Peer review at each stage prior to testing (planning, functional design, algorithm design, coding, and test design) will also help catch errors in advance, and lead to the development of much better code. It may sound like it will take longer and cost more, but it saves time and money in the end in terms of not having to rewrite and maintain poorly implemented code.
Cheers.
Though remember, this is Slashdot :) Automated testing is common in embedded systems programming, and all but non-existant for any kind of Open Source desktop applications (gcc is an exception).
You write test cases as you go. You make sure you can run an automated regression test at any time. If you don't do this, then any time you change code you might break old code and you won't realize it. Just doing spot checks at the keyboard isn't good enough. And the programmers need to be writing these test cases first, and they need to be kept separate from tests written by external groups.
My personal recommendation is the "Cleanroom" methodology. You create a functional specification with a mathematical guarantee of completeness and consistancy. Auditable correctness is also a part of the process. Then when it comes to testing you generate test cases that cover all states, all arcs and then do statistical test case generation based on a usage model. The overall cost of this process is a bit more up front, but studies have shown that the process far more than pays for itself in greatly reduced maintenance/debugging costs.
So to answer you question is that to generate a decent set of test cases, you really have to understand the problem space and have mapped out the state-space in some manner. Trying to derive this without a methodical approach and ones testing will be spotty. The worst I've seen so far was a random state-space walker (ala Brownian motion). Statistically this approach avoids all the difficult cases in the far corners of the state-space.
Now for the bad news: Cleanroom is quite tedious for the programmer. The enumeration phase takes seemingly forever and can be mind-numbingly boring.

▶ EXERCISE TASKS
**1.** Repeat the passage of the software testing discussion from "So to answer" to "be mind-numbingly boring.".
**2.** According to the software testing discussion, why must programmers be able to run an automated regression test at any time?
**3.** Write the next part of the software testing discussion, picking up after its final sentence.
The items after this discussion of software testing are not needed for any task.

▶ RECORDED INFORMATION
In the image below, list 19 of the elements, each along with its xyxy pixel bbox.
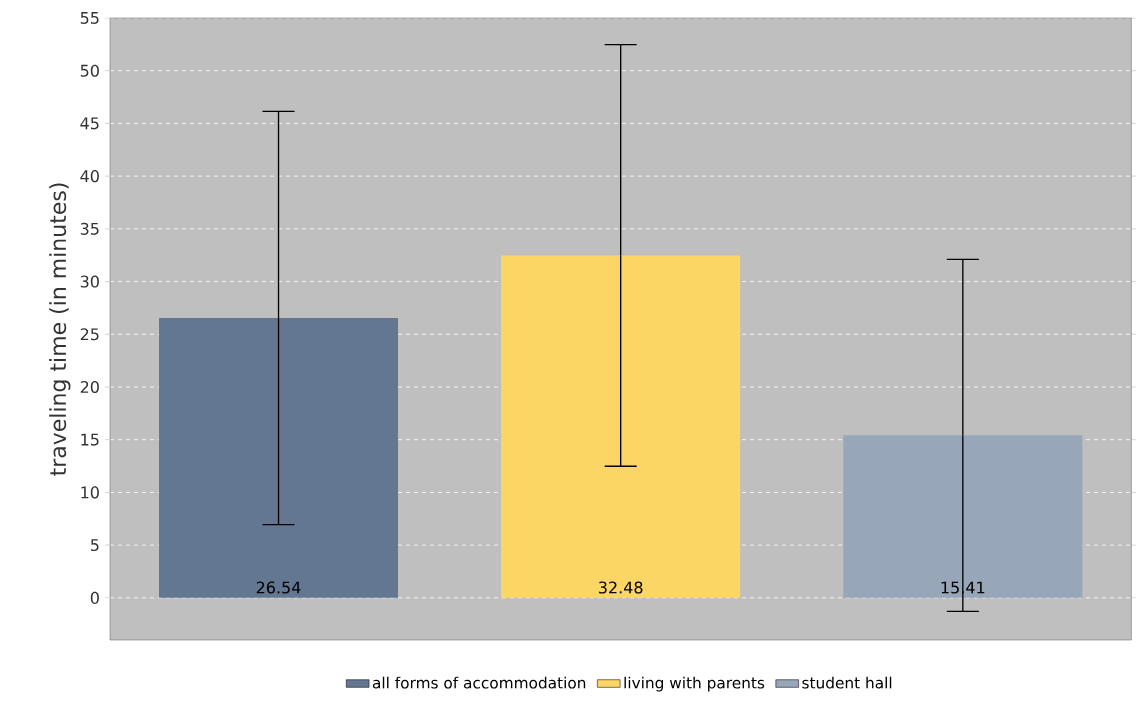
y-tick-label: 10 (81, 486, 99, 499)
legend-label: living with parents (624, 676, 765, 692)
y-tick-label: 45 (80, 117, 99, 130)
y-tick-label: 15 (81, 433, 99, 446)
bar (843, 435, 1083, 598)
y-tick-label: 5 (91, 539, 99, 552)
y-tick-label: 55 (80, 12, 99, 24)
y-tick-label: 25 (80, 328, 99, 341)
y-tick-label: 0 (90, 591, 99, 604)
data-label: 26.54 (256, 581, 301, 594)
y-tick-label: 50 (80, 64, 99, 77)
legend-label: all forms of accommodation (372, 676, 586, 689)
y-tick-label: 35 (80, 222, 99, 235)
y-tick-label: 30 (80, 275, 99, 288)
y-tick-label: 40 (80, 170, 99, 183)
legend-label: student hall (802, 676, 892, 689)
y-tick-label: 20 (80, 380, 99, 394)
y-axis-title: traveling time (in minutes) (49, 183, 71, 476)
data-label: 32.48 (598, 581, 643, 594)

▶ ANSWERS FOR THE TASKS
**1.**
So to answer you question is that to generate a decent set of test cases, you really have to understand the problem space and have mapped out the state-space in some manner. Trying to derive this without a methodical approach and ones testing will be spotty. The worst I've seen so far was a random state-space walker (ala Brownian motion). Statistically this approach avoids all the difficult cases in the far corners of the state-space.
Now for the bad news: Cleanroom is quite tedious for the programmer. The enumeration phase takes seemingly forever and can be mind-numbingly boring.

**2.** Without such a test, any change to the code might break old code without anyone realizing it. Spot checks at the keyboard are not good enough to catch this.

**3.**
Here's the amazon link on the layman's book on Cleanroom: Cleanroom Software Engineering: Technology and Process by Stacy J. Prowell, Carmen J. Trammell,Richard C. Linger, Jesse H. Poore
And now for the shameless self promotion bit with a long winded sales pitch for executives on Cleanroom: my own Cleanroom company: eLucidSoft.
Just chant over and over: "Hire eLucid, play golf."
I used to wonder what was so holy about a silent night, now I have a child.
At the time that you are coding, every assumption is going through your head. This is time to write it down, either on paper, in a document, or in comments in the code. The mental state you are in when designing test conditions cannot come close to the state of mind you are in when coding (if you are concentrating :) . You are mentally closer to a problem when you are coding than when you are designing, and you can take the shortcomings of the platform you are working on and pair it with the shortcomings of the design.
Any consideration you have during the writing of a single line of code is gold. And like a great dream, if you don't get it down when you think it, you will lose it in a day or two.
My 2 cents.
http://pcblues.com - Digits and Wood
MSDN used to have a column called Stone's Way or something, and in one of them they discussed user case testing: set up a video camera to record the user as he/she uses the program OR masquerade as a nondeveloper and spy on the user as he/she uses the program.
If you're just looking for regular bug testing, assume it's a given that the user will not report bugs to you and have the program automatically email you a core dump and/or stack trace and/or any appropriate data if an unhandled exception occurs.
[o]_O
I work for a large company with a large number of internally developed applications.
I am shocked at how frequently our developers don't have a good understanding of their architecture, or sometimes even the problem that they are trying to solve. As a result, when they go do do "testing" they are frequently performing tests that are not valid.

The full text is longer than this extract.